:: Do this ::
Transcribe each record exactly. Include every one.

------ Material shown

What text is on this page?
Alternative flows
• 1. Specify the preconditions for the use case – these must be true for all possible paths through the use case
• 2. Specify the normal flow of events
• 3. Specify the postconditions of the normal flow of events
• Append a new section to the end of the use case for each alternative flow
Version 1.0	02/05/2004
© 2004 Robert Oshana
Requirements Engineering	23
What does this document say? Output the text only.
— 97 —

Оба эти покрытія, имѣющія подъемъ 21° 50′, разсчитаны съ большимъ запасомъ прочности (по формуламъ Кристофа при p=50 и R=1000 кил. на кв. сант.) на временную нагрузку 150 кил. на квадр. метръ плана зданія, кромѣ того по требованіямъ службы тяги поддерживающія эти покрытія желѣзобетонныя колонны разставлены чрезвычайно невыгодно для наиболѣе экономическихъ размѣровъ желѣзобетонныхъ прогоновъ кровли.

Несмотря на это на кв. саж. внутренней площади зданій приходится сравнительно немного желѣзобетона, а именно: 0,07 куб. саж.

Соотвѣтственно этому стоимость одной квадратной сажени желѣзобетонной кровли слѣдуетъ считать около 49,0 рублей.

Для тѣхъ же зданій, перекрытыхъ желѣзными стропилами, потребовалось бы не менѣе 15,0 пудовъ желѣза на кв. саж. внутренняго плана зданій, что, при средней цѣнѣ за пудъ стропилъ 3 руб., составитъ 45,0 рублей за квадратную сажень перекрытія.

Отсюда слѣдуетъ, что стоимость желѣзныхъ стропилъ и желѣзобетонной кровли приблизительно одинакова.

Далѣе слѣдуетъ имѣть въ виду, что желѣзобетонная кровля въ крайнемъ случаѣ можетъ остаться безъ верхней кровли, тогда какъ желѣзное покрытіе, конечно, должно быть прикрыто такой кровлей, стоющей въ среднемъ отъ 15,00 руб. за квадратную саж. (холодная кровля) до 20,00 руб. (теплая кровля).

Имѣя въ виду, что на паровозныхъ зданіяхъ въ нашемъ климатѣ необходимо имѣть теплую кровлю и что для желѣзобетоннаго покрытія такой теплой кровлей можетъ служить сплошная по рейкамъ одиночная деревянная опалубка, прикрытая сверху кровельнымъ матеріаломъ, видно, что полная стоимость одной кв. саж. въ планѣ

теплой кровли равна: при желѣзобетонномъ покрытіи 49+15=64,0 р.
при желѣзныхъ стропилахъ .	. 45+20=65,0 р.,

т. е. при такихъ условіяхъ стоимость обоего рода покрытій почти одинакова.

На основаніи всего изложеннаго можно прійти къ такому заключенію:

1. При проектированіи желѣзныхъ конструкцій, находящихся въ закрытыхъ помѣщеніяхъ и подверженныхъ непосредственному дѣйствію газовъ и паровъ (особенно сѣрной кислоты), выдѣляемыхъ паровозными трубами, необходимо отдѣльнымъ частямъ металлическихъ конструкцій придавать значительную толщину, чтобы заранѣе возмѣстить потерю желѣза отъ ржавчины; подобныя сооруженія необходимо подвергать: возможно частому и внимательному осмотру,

------------

:: Reply to the task ::
What text is on this page?
Alternative flows
• 1. Specify the preconditions for the use case – these must be true for all possible paths through the use case
• 2. Specify the normal flow of events
• 3. Specify the postconditions of the normal flow of events
• Append a new section to the end of the use case for each alternative flow
Version 1.0	02/05/2004
© 2004 Robert Oshana
Requirements Engineering	23
What does this document say? Output the text only.
— 97 —

Оба эти покрытія, имѣющія подъемъ 21° 50′, разсчитаны съ большимъ запасомъ прочности (по формуламъ Кристофа при p=50 и R=1000 кил. на кв. сант.) на временную нагрузку 150 кил. на квадр. метръ плана зданія, кромѣ того по требованіямъ службы тяги поддерживающія эти покрытія желѣзобетонныя колонны разставлены чрезвычайно невыгодно для наиболѣе экономическихъ размѣровъ желѣзобетонныхъ прогоновъ кровли.

Несмотря на это на кв. саж. внутренней площади зданій приходится сравнительно немного желѣзобетона, а именно: 0,07 куб. саж.

Соотвѣтственно этому стоимость одной квадратной сажени желѣзобетонной кровли слѣдуетъ считать около 49,0 рублей.

Для тѣхъ же зданій, перекрытыхъ желѣзными стропилами, потребовалось бы не менѣе 15,0 пудовъ желѣза на кв. саж. внутренняго плана зданій, что, при средней цѣнѣ за пудъ стропилъ 3 руб., составитъ 45,0 рублей за квадратную сажень перекрытія.

Отсюда слѣдуетъ, что стоимость желѣзныхъ стропилъ и желѣзобетонной кровли приблизительно одинакова.

Далѣе слѣдуетъ имѣть въ виду, что желѣзобетонная кровля въ крайнемъ случаѣ можетъ остаться безъ верхней кровли, тогда какъ желѣзное покрытіе, конечно, должно быть прикрыто такой кровлей, стоющей въ среднемъ отъ 15,00 руб. за квадратную саж. (холодная кровля) до 20,00 руб. (теплая кровля).

Имѣя въ виду, что на паровозныхъ зданіяхъ въ нашемъ климатѣ необходимо имѣть теплую кровлю и что для желѣзобетоннаго покрытія такой теплой кровлей можетъ служить сплошная по рейкамъ одиночная деревянная опалубка, прикрытая сверху кровельнымъ матеріаломъ, видно, что полная стоимость одной кв. саж. въ планѣ

теплой кровли равна: при желѣзобетонномъ покрытіи 49+15=64,0 р.
при желѣзныхъ стропилахъ .	. 45+20=65,0 р.,

т. е. при такихъ условіяхъ стоимость обоего рода покрытій почти одинакова.

На основаніи всего изложеннаго можно прійти къ такому заключенію:

1. При проектированіи желѣзныхъ конструкцій, находящихся въ закрытыхъ помѣщеніяхъ и подверженныхъ непосредственному дѣйствію газовъ и паровъ (особенно сѣрной кислоты), выдѣляемыхъ паровозными трубами, необходимо отдѣльнымъ частямъ металлическихъ конструкцій придавать значительную толщину, чтобы заранѣе возмѣстить потерю желѣза отъ ржавчины; подобныя сооруженія необходимо подвергать: возможно частому и внимательному осмотру,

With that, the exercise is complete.